### [Entries provided]
—————

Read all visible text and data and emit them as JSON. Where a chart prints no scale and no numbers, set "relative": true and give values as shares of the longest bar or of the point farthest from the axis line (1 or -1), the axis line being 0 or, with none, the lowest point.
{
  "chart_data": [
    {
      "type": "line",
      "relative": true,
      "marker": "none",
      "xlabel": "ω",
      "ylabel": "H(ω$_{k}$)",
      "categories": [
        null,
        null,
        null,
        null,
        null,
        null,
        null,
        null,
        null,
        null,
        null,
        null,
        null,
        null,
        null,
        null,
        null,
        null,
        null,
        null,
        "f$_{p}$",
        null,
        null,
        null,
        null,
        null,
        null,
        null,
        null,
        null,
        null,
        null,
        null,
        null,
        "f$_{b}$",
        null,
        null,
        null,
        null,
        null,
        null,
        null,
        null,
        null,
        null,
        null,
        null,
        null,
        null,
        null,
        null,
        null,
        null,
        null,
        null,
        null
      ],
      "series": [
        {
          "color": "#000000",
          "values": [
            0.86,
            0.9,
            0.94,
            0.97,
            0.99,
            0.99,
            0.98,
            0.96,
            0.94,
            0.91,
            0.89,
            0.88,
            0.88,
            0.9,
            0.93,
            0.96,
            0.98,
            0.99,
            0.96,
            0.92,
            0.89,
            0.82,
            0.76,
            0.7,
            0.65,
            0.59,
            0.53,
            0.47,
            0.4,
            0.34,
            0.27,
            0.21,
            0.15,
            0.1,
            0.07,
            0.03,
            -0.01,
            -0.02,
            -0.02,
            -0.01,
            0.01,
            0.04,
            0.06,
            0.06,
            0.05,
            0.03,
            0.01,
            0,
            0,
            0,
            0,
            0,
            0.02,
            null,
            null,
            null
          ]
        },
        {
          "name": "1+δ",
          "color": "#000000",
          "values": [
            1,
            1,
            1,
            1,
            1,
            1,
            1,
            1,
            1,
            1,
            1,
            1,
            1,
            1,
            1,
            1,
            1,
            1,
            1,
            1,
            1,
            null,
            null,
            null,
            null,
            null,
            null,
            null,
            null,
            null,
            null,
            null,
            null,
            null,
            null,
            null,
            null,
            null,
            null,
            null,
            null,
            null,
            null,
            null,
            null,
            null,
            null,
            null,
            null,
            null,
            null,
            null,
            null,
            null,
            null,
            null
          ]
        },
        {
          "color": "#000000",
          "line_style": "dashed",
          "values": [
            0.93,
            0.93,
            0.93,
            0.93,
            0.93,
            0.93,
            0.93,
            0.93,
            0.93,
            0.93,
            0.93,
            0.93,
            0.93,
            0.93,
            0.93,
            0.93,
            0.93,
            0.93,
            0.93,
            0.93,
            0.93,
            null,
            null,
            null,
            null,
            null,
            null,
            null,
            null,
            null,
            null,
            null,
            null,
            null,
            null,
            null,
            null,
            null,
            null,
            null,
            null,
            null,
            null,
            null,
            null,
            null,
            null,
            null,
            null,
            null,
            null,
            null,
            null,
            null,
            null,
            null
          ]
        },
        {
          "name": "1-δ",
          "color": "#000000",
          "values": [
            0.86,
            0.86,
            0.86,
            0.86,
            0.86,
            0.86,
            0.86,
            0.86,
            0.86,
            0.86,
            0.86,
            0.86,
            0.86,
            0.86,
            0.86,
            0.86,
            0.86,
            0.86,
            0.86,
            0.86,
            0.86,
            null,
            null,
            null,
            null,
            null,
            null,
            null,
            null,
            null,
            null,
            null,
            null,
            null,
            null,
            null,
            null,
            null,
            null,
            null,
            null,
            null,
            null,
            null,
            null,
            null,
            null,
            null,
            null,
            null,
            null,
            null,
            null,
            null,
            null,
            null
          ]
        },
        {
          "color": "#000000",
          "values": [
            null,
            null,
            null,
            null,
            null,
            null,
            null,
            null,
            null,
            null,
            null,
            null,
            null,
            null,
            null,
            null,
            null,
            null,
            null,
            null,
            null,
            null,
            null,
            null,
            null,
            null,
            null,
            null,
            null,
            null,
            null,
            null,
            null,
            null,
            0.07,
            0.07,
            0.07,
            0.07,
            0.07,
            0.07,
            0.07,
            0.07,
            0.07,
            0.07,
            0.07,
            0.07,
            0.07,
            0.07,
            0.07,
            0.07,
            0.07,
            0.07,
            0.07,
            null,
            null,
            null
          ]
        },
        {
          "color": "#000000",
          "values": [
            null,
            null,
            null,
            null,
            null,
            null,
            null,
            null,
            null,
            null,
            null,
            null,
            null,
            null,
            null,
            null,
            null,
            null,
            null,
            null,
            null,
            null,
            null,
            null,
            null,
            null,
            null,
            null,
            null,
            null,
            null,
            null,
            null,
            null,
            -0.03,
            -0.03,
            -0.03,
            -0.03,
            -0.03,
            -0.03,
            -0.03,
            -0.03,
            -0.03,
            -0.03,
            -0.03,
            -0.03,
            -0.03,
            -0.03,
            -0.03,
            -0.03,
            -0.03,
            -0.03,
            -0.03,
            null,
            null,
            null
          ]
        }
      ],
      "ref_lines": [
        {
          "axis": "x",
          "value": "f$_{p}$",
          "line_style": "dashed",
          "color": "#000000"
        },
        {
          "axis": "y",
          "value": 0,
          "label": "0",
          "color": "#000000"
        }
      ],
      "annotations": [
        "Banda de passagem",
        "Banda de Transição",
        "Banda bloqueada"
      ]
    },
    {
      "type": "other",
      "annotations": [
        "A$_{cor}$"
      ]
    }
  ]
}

—————

### [Stated task]
Reproduce the records in full, exactly as written.

### [The output]
Read all visible text and data and emit them as JSON. Where a chart prints no scale and no numbers, set "relative": true and give values as shares of the longest bar or of the point farthest from the axis line (1 or -1), the axis line being 0 or, with none, the lowest point.
{
  "chart_data": [
    {
      "type": "line",
      "relative": true,
      "marker": "none",
      "xlabel": "ω",
      "ylabel": "H(ω$_{k}$)",
      "categories": [
        null,
        null,
        null,
        null,
        null,
        null,
        null,
        null,
        null,
        null,
        null,
        null,
        null,
        null,
        null,
        null,
        null,
        null,
        null,
        null,
        "f$_{p}$",
        null,
        null,
        null,
        null,
        null,
        null,
        null,
        null,
        null,
        null,
        null,
        null,
        null,
        "f$_{b}$",
        null,
        null,
        null,
        null,
        null,
        null,
        null,
        null,
        null,
        null,
        null,
        null,
        null,
        null,
        null,
        null,
        null,
        null,
        null,
        null,
        null
      ],
      "series": [
        {
          "color": "#000000",
          "values": [
            0.86,
            0.9,
            0.94,
            0.97,
            0.99,
            0.99,
            0.98,
            0.96,
            0.94,
            0.91,
            0.89,
            0.88,
            0.88,
            0.9,
            0.93,
            0.96,
            0.98,
            0.99,
            0.96,
            0.92,
            0.89,
            0.82,
            0.76,
            0.7,
            0.65,
            0.59,
            0.53,
            0.47,
            0.4,
            0.34,
            0.27,
            0.21,
            0.15,
            0.1,
            0.07,
            0.03,
            -0.01,
            -0.02,
            -0.02,
            -0.01,
            0.01,
            0.04,
            0.06,
            0.06,
            0.05,
            0.03,
            0.01,
            0,
            0,
            0,
            0,
            0,
            0.02,
            null,
            null,
            null
          ]
        },
        {
          "name": "1+δ",
          "color": "#000000",
          "values": [
            1,
            1,
            1,
            1,
            1,
            1,
            1,
            1,
            1,
            1,
            1,
            1,
            1,
            1,
            1,
            1,
            1,
            1,
            1,
            1,
            1,
            null,
            null,
            null,
            null,
            null,
            null,
            null,
            null,
            null,
            null,
            null,
            null,
            null,
            null,
            null,
            null,
            null,
            null,
            null,
            null,
            null,
            null,
            null,
            null,
            null,
            null,
            null,
            null,
            null,
            null,
            null,
            null,
            null,
            null,
            null
          ]
        },
        {
          "color": "#000000",
          "line_style": "dashed",
          "values": [
            0.93,
            0.93,
            0.93,
            0.93,
            0.93,
            0.93,
            0.93,
            0.93,
            0.93,
            0.93,
            0.93,
            0.93,
            0.93,
            0.93,
            0.93,
            0.93,
            0.93,
            0.93,
            0.93,
            0.93,
            0.93,
            null,
            null,
            null,
            null,
            null,
            null,
            null,
            null,
            null,
            null,
            null,
            null,
            null,
            null,
            null,
            null,
            null,
            null,
            null,
            null,
            null,
            null,
            null,
            null,
            null,
            null,
            null,
            null,
            null,
            null,
            null,
            null,
            null,
            null,
            null
          ]
        },
        {
          "name": "1-δ",
          "color": "#000000",
          "values": [
            0.86,
            0.86,
            0.86,
            0.86,
            0.86,
            0.86,
            0.86,
            0.86,
            0.86,
            0.86,
            0.86,
            0.86,
            0.86,
            0.86,
            0.86,
            0.86,
            0.86,
            0.86,
            0.86,
            0.86,
            0.86,
            null,
            null,
            null,
            null,
            null,
            null,
            null,
            null,
            null,
            null,
            null,
            null,
            null,
            null,
            null,
            null,
            null,
            null,
            null,
            null,
            null,
            null,
            null,
            null,
            null,
            null,
            null,
            null,
            null,
            null,
            null,
            null,
            null,
            null,
            null
          ]
        },
        {
          "color": "#000000",
          "values": [
            null,
            null,
            null,
            null,
            null,
            null,
            null,
            null,
            null,
            null,
            null,
            null,
            null,
            null,
            null,
            null,
            null,
            null,
            null,
            null,
            null,
            null,
            null,
            null,
            null,
            null,
            null,
            null,
            null,
            null,
            null,
            null,
            null,
            null,
            0.07,
            0.07,
            0.07,
            0.07,
            0.07,
            0.07,
            0.07,
            0.07,
            0.07,
            0.07,
            0.07,
            0.07,
            0.07,
            0.07,
            0.07,
            0.07,
            0.07,
            0.07,
            0.07,
            null,
            null,
            null
          ]
        },
        {
          "color": "#000000",
          "values": [
            null,
            null,
            null,
            null,
            null,
            null,
            null,
            null,
            null,
            null,
            null,
            null,
            null,
            null,
            null,
            null,
            null,
            null,
            null,
            null,
            null,
            null,
            null,
            null,
            null,
            null,
            null,
            null,
            null,
            null,
            null,
            null,
            null,
            null,
            -0.03,
            -0.03,
            -0.03,
            -0.03,
            -0.03,
            -0.03,
            -0.03,
            -0.03,
            -0.03,
            -0.03,
            -0.03,
            -0.03,
            -0.03,
            -0.03,
            -0.03,
            -0.03,
            -0.03,
            -0.03,
            -0.03,
            null,
            null,
            null
          ]
        }
      ],
      "ref_lines": [
        {
          "axis": "x",
          "value": "f$_{p}$",
          "line_style": "dashed",
          "color": "#000000"
        },
        {
          "axis": "y",
          "value": 0,
          "label": "0",
          "color": "#000000"
        }
      ],
      "annotations": [
        "Banda de passagem",
        "Banda de Transição",
        "Banda bloqueada"
      ]
    },
    {
      "type": "other",
      "annotations": [
        "A$_{cor}$"
      ]
    }
  ]
}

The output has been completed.